(begin)
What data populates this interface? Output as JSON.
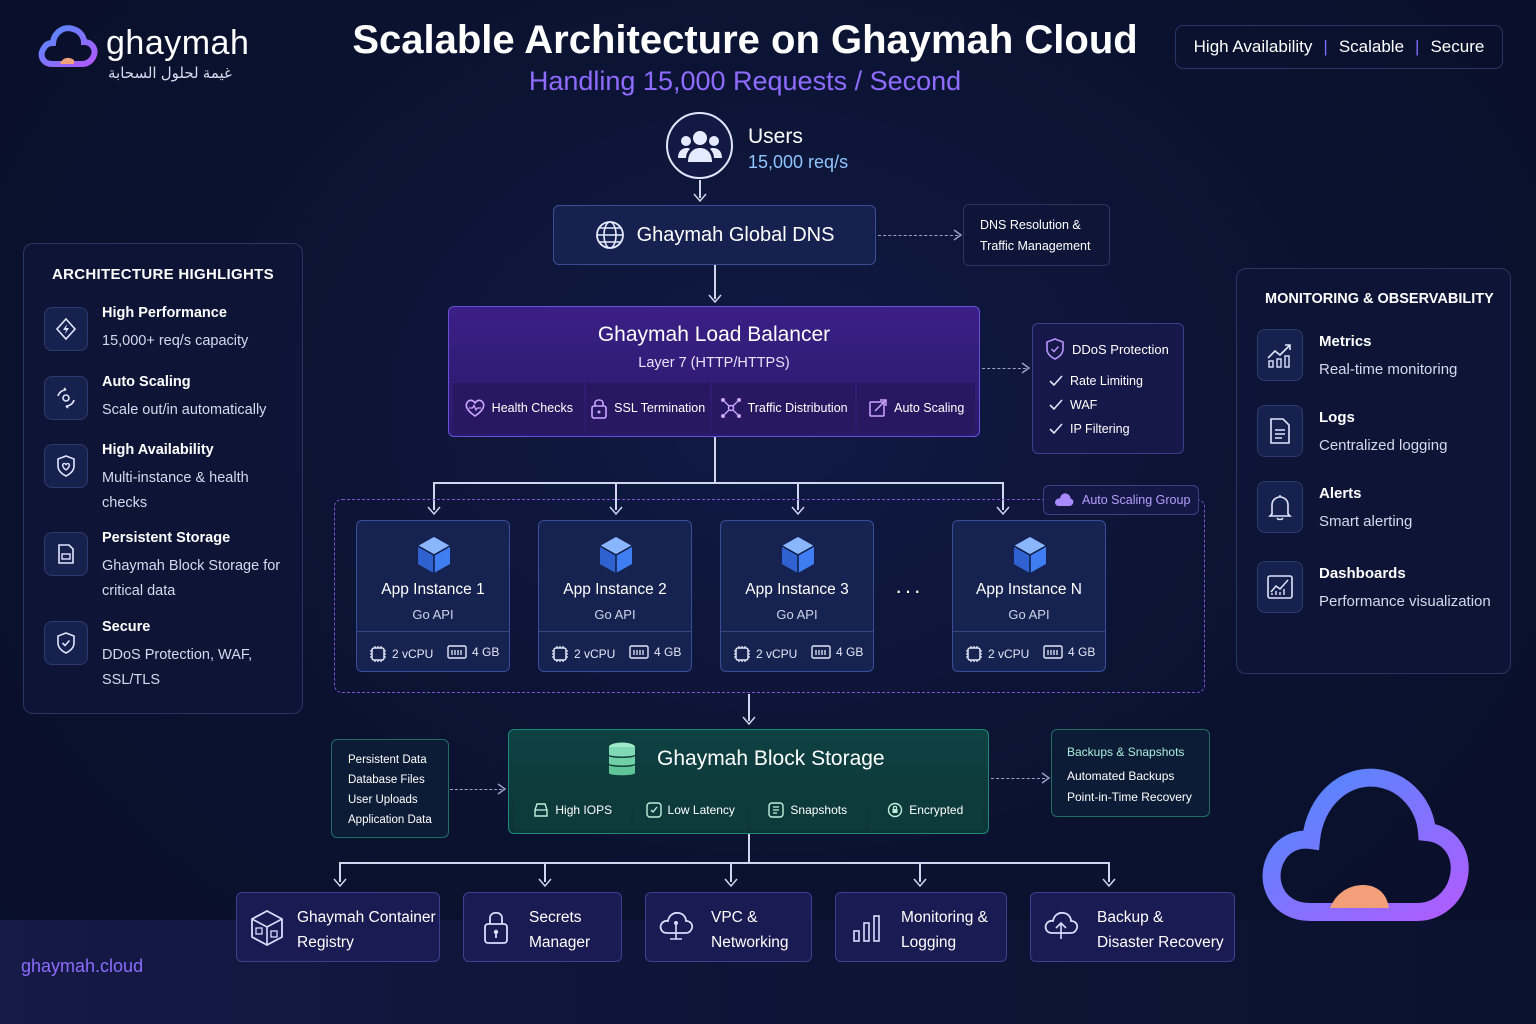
{
  "brand": {
    "name": "ghaymah",
    "arabic_tagline": "غيمة لحلول السحابة",
    "domain": "ghaymah.cloud"
  },
  "header": {
    "title": "Scalable Architecture on Ghaymah Cloud",
    "subtitle": "Handling 15,000 Requests / Second",
    "tags": [
      "High Availability",
      "Scalable",
      "Secure"
    ]
  },
  "highlights": {
    "title": "ARCHITECTURE HIGHLIGHTS",
    "items": [
      {
        "title": "High Performance",
        "desc": "15,000+ req/s capacity",
        "icon": "performance-icon"
      },
      {
        "title": "Auto Scaling",
        "desc": "Scale out/in automatically",
        "icon": "scaling-icon"
      },
      {
        "title": "High Availability",
        "desc": "Multi-instance & health checks",
        "icon": "availability-icon"
      },
      {
        "title": "Persistent Storage",
        "desc": "Ghaymah Block Storage for critical data",
        "icon": "storage-icon"
      },
      {
        "title": "Secure",
        "desc": "DDoS Protection, WAF, SSL/TLS",
        "icon": "secure-icon"
      }
    ]
  },
  "users": {
    "title": "Users",
    "rate": "15,000 req/s"
  },
  "dns": {
    "label": "Ghaymah Global DNS",
    "note": "DNS Resolution & Traffic Management"
  },
  "load_balancer": {
    "title": "Ghaymah Load Balancer",
    "layer": "Layer 7 (HTTP/HTTPS)",
    "features": [
      "Health Checks",
      "SSL Termination",
      "Traffic Distribution",
      "Auto Scaling"
    ]
  },
  "ddos": {
    "title": "DDoS Protection",
    "items": [
      "Rate Limiting",
      "WAF",
      "IP Filtering"
    ]
  },
  "asg": {
    "label": "Auto Scaling Group",
    "ellipsis": "···",
    "instances": [
      {
        "name": "App Instance 1",
        "stack": "Go API",
        "cpu": "2 vCPU",
        "mem": "4 GB"
      },
      {
        "name": "App Instance 2",
        "stack": "Go API",
        "cpu": "2 vCPU",
        "mem": "4 GB"
      },
      {
        "name": "App Instance 3",
        "stack": "Go API",
        "cpu": "2 vCPU",
        "mem": "4 GB"
      },
      {
        "name": "App Instance N",
        "stack": "Go API",
        "cpu": "2 vCPU",
        "mem": "4 GB"
      }
    ]
  },
  "block_storage": {
    "title": "Ghaymah Block Storage",
    "features": [
      "High IOPS",
      "Low Latency",
      "Snapshots",
      "Encrypted"
    ]
  },
  "persistent_data": {
    "items": [
      "Persistent Data",
      "Database Files",
      "User Uploads",
      "Application Data"
    ]
  },
  "backups": {
    "title": "Backups & Snapshots",
    "items": [
      "Automated Backups",
      "Point-in-Time Recovery"
    ]
  },
  "services": [
    {
      "line1": "Ghaymah Container",
      "line2": "Registry",
      "icon": "container-registry-icon"
    },
    {
      "line1": "Secrets",
      "line2": "Manager",
      "icon": "lock-icon"
    },
    {
      "line1": "VPC &",
      "line2": "Networking",
      "icon": "cloud-network-icon"
    },
    {
      "line1": "Monitoring &",
      "line2": "Logging",
      "icon": "bar-chart-icon"
    },
    {
      "line1": "Backup &",
      "line2": "Disaster Recovery",
      "icon": "cloud-backup-icon"
    }
  ],
  "monitoring": {
    "title": "MONITORING & OBSERVABILITY",
    "items": [
      {
        "title": "Metrics",
        "desc": "Real-time monitoring",
        "icon": "metrics-icon"
      },
      {
        "title": "Logs",
        "desc": "Centralized logging",
        "icon": "logs-icon"
      },
      {
        "title": "Alerts",
        "desc": "Smart alerting",
        "icon": "bell-icon"
      },
      {
        "title": "Dashboards",
        "desc": "Performance visualization",
        "icon": "dashboard-icon"
      }
    ]
  },
  "colors": {
    "accent_purple": "#8f6bff",
    "storage_green": "#0f3b3a",
    "lb_purple": "#3a1f7a"
  }
}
(end)
### Do this
Give every record back exactly as it reads, with no images.

### Solution for this task
What data populates this interface? Output as JSON.
{
  "brand": {
    "name": "ghaymah",
    "arabic_tagline": "غيمة لحلول السحابة",
    "domain": "ghaymah.cloud"
  },
  "header": {
    "title": "Scalable Architecture on Ghaymah Cloud",
    "subtitle": "Handling 15,000 Requests / Second",
    "tags": [
      "High Availability",
      "Scalable",
      "Secure"
    ]
  },
  "highlights": {
    "title": "ARCHITECTURE HIGHLIGHTS",
    "items": [
      {
        "title": "High Performance",
        "desc": "15,000+ req/s capacity",
        "icon": "performance-icon"
      },
      {
        "title": "Auto Scaling",
        "desc": "Scale out/in automatically",
        "icon": "scaling-icon"
      },
      {
        "title": "High Availability",
        "desc": "Multi-instance & health checks",
        "icon": "availability-icon"
      },
      {
        "title": "Persistent Storage",
        "desc": "Ghaymah Block Storage for critical data",
        "icon": "storage-icon"
      },
      {
        "title": "Secure",
        "desc": "DDoS Protection, WAF, SSL/TLS",
        "icon": "secure-icon"
      }
    ]
  },
  "users": {
    "title": "Users",
    "rate": "15,000 req/s"
  },
  "dns": {
    "label": "Ghaymah Global DNS",
    "note": "DNS Resolution & Traffic Management"
  },
  "load_balancer": {
    "title": "Ghaymah Load Balancer",
    "layer": "Layer 7 (HTTP/HTTPS)",
    "features": [
      "Health Checks",
      "SSL Termination",
      "Traffic Distribution",
      "Auto Scaling"
    ]
  },
  "ddos": {
    "title": "DDoS Protection",
    "items": [
      "Rate Limiting",
      "WAF",
      "IP Filtering"
    ]
  },
  "asg": {
    "label": "Auto Scaling Group",
    "ellipsis": "···",
    "instances": [
      {
        "name": "App Instance 1",
        "stack": "Go API",
        "cpu": "2 vCPU",
        "mem": "4 GB"
      },
      {
        "name": "App Instance 2",
        "stack": "Go API",
        "cpu": "2 vCPU",
        "mem": "4 GB"
      },
      {
        "name": "App Instance 3",
        "stack": "Go API",
        "cpu": "2 vCPU",
        "mem": "4 GB"
      },
      {
        "name": "App Instance N",
        "stack": "Go API",
        "cpu": "2 vCPU",
        "mem": "4 GB"
      }
    ]
  },
  "block_storage": {
    "title": "Ghaymah Block Storage",
    "features": [
      "High IOPS",
      "Low Latency",
      "Snapshots",
      "Encrypted"
    ]
  },
  "persistent_data": {
    "items": [
      "Persistent Data",
      "Database Files",
      "User Uploads",
      "Application Data"
    ]
  },
  "backups": {
    "title": "Backups & Snapshots",
    "items": [
      "Automated Backups",
      "Point-in-Time Recovery"
    ]
  },
  "services": [
    {
      "line1": "Ghaymah Container",
      "line2": "Registry",
      "icon": "container-registry-icon"
    },
    {
      "line1": "Secrets",
      "line2": "Manager",
      "icon": "lock-icon"
    },
    {
      "line1": "VPC &",
      "line2": "Networking",
      "icon": "cloud-network-icon"
    },
    {
      "line1": "Monitoring &",
      "line2": "Logging",
      "icon": "bar-chart-icon"
    },
    {
      "line1": "Backup &",
      "line2": "Disaster Recovery",
      "icon": "cloud-backup-icon"
    }
  ],
  "monitoring": {
    "title": "MONITORING & OBSERVABILITY",
    "items": [
      {
        "title": "Metrics",
        "desc": "Real-time monitoring",
        "icon": "metrics-icon"
      },
      {
        "title": "Logs",
        "desc": "Centralized logging",
        "icon": "logs-icon"
      },
      {
        "title": "Alerts",
        "desc": "Smart alerting",
        "icon": "bell-icon"
      },
      {
        "title": "Dashboards",
        "desc": "Performance visualization",
        "icon": "dashboard-icon"
      }
    ]
  },
  "colors": {
    "accent_purple": "#8f6bff",
    "storage_green": "#0f3b3a",
    "lb_purple": "#3a1f7a"
  }
}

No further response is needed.